* Task to complete
Type out the complete listing below word for word, without its pictures.
***** Data lines *****
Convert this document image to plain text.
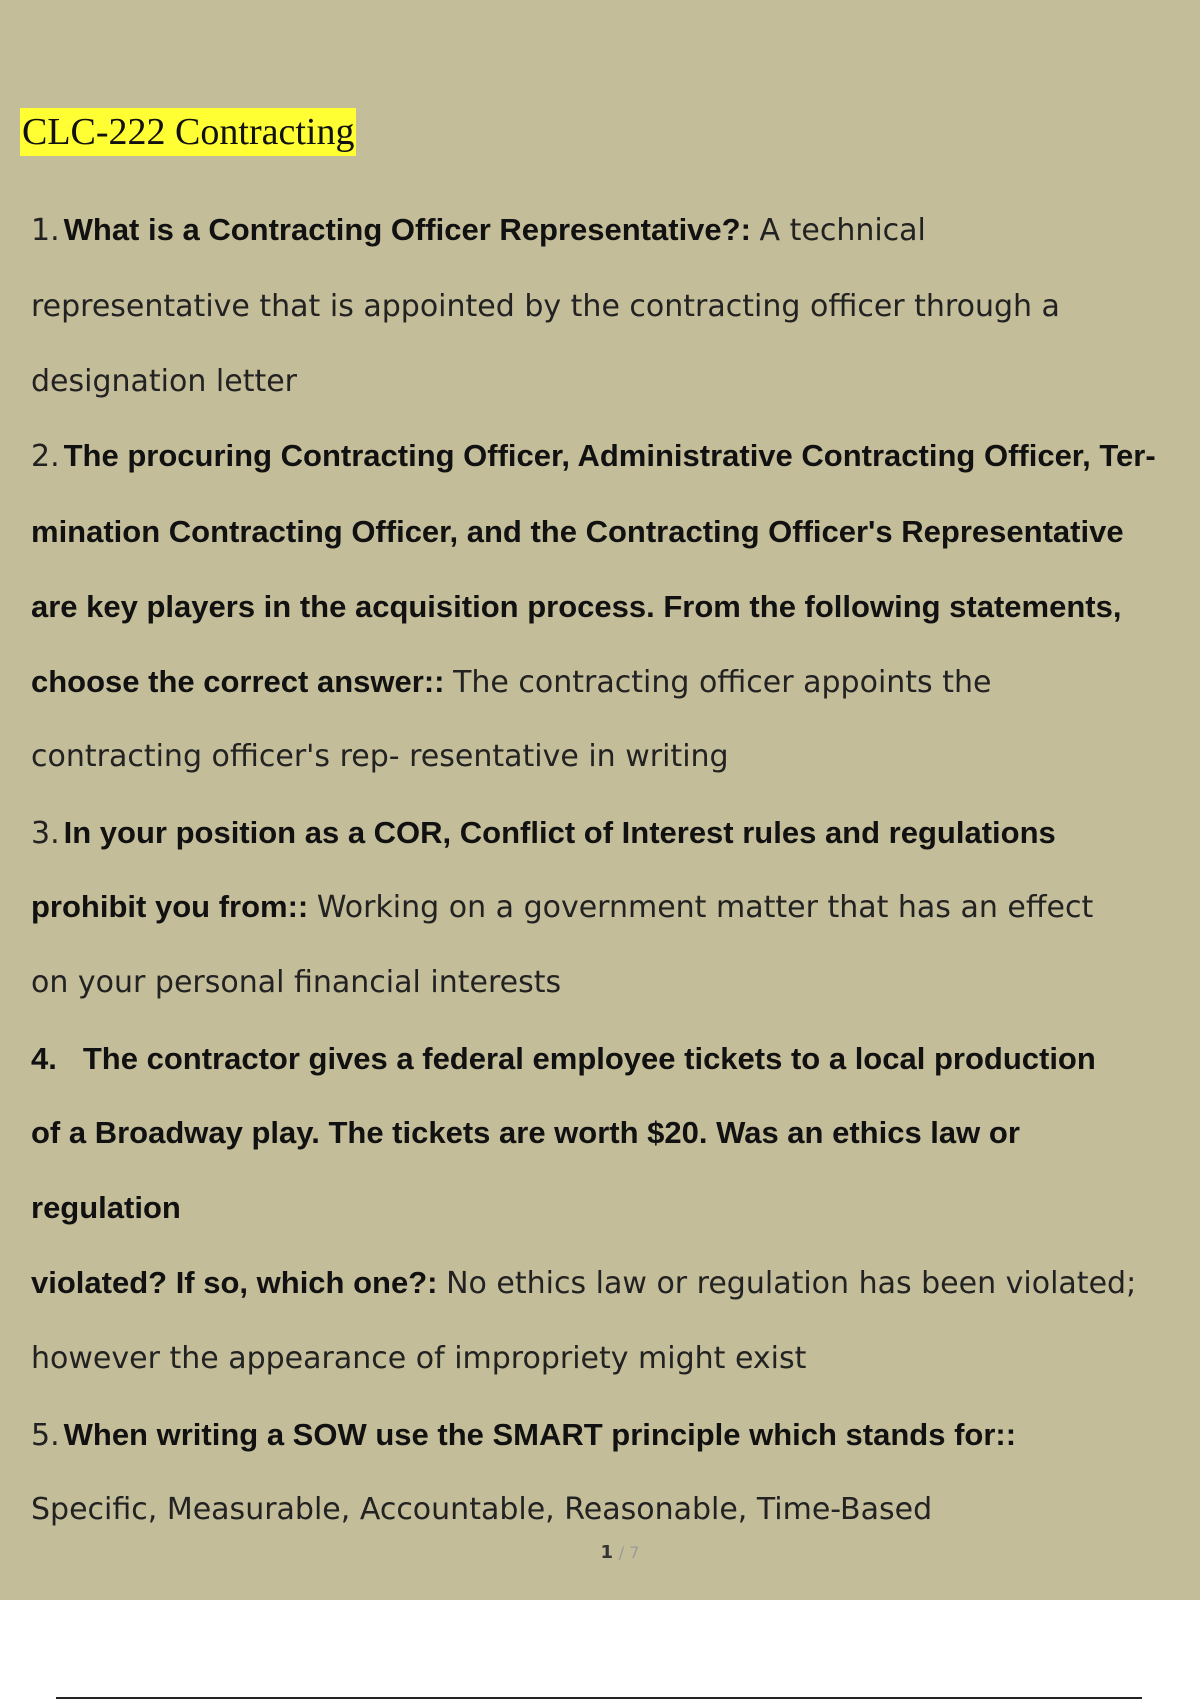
CLC-222 Contracting
1. What is a Contracting Officer Representative?: A technical
representative that is appointed by the contracting officer through a
designation letter
2. The procuring Contracting Officer, Administrative Contracting Officer, Ter-
mination Contracting Officer, and the Contracting Officer's Representative
are key players in the acquisition process. From the following statements,
choose the correct answer:: The contracting officer appoints the
contracting officer's rep- resentative in writing
3. In your position as a COR, Conflict of Interest rules and regulations
prohibit you from:: Working on a government matter that has an effect
on your personal financial interests
4. The contractor gives a federal employee tickets to a local production
of a Broadway play. The tickets are worth $20. Was an ethics law or
regulation
violated? If so, which one?: No ethics law or regulation has been violated;
however the appearance of impropriety might exist
5. When writing a SOW use the SMART principle which stands for::
Specific, Measurable, Accountable, Reasonable, Time-Based
1 / 7
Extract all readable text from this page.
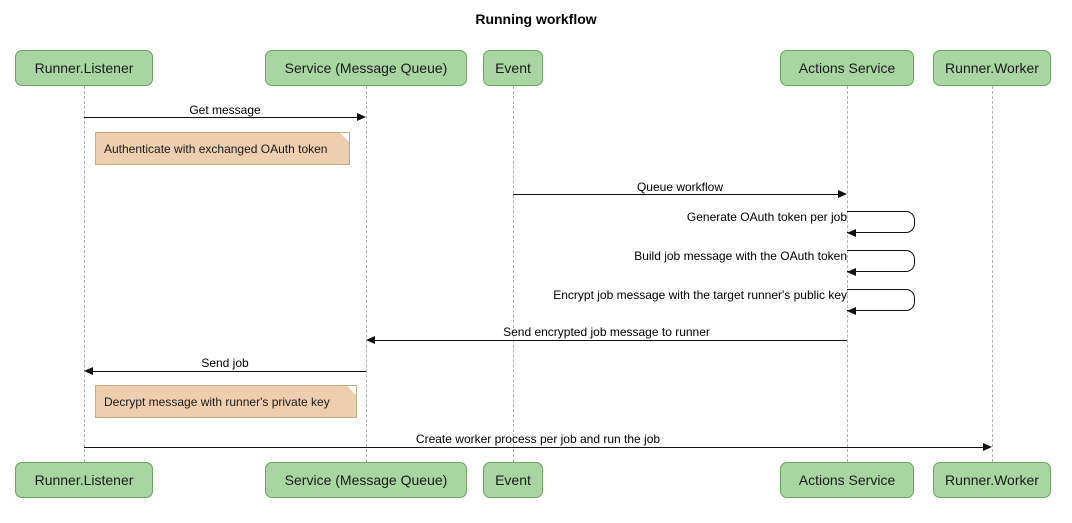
Running workflow
Runner.Listener	Service (Message Queue)	Event	Actions Service	Runner.Worker
Runner.Listener	Service (Message Queue)	Event	Actions Service	Runner.Worker
Get message
Authenticate with exchanged OAuth token
Queue workflow
Generate OAuth token per job
Build job message with the OAuth token
Encrypt job message with the target runner's public key
Send encrypted job message to runner
Send job
Decrypt message with runner's private key
Create worker process per job and run the job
*****
* Right answer
Convert this document image to plain text.
CLC-222 Contracting
1. What is a Contracting Officer Representative?: A technical
representative that is appointed by the contracting officer through a
designation letter
2. The procuring Contracting Officer, Administrative Contracting Officer, Ter-
mination Contracting Officer, and the Contracting Officer's Representative
are key players in the acquisition process. From the following statements,
choose the correct answer:: The contracting officer appoints the
contracting officer's rep- resentative in writing
3. In your position as a COR, Conflict of Interest rules and regulations
prohibit you from:: Working on a government matter that has an effect
on your personal financial interests
4. The contractor gives a federal employee tickets to a local production
of a Broadway play. The tickets are worth $20. Was an ethics law or
regulation
violated? If so, which one?: No ethics law or regulation has been violated;
however the appearance of impropriety might exist
5. When writing a SOW use the SMART principle which stands for::
Specific, Measurable, Accountable, Reasonable, Time-Based
1 / 7
Extract all readable text from this page.
Running workflow
Runner.Listener	Service (Message Queue)	Event	Actions Service	Runner.Worker
Runner.Listener	Service (Message Queue)	Event	Actions Service	Runner.Worker
Get message
Authenticate with exchanged OAuth token
Queue workflow
Generate OAuth token per job
Build job message with the OAuth token
Encrypt job message with the target runner's public key
Send encrypted job message to runner
Send job
Decrypt message with runner's private key
Create worker process per job and run the job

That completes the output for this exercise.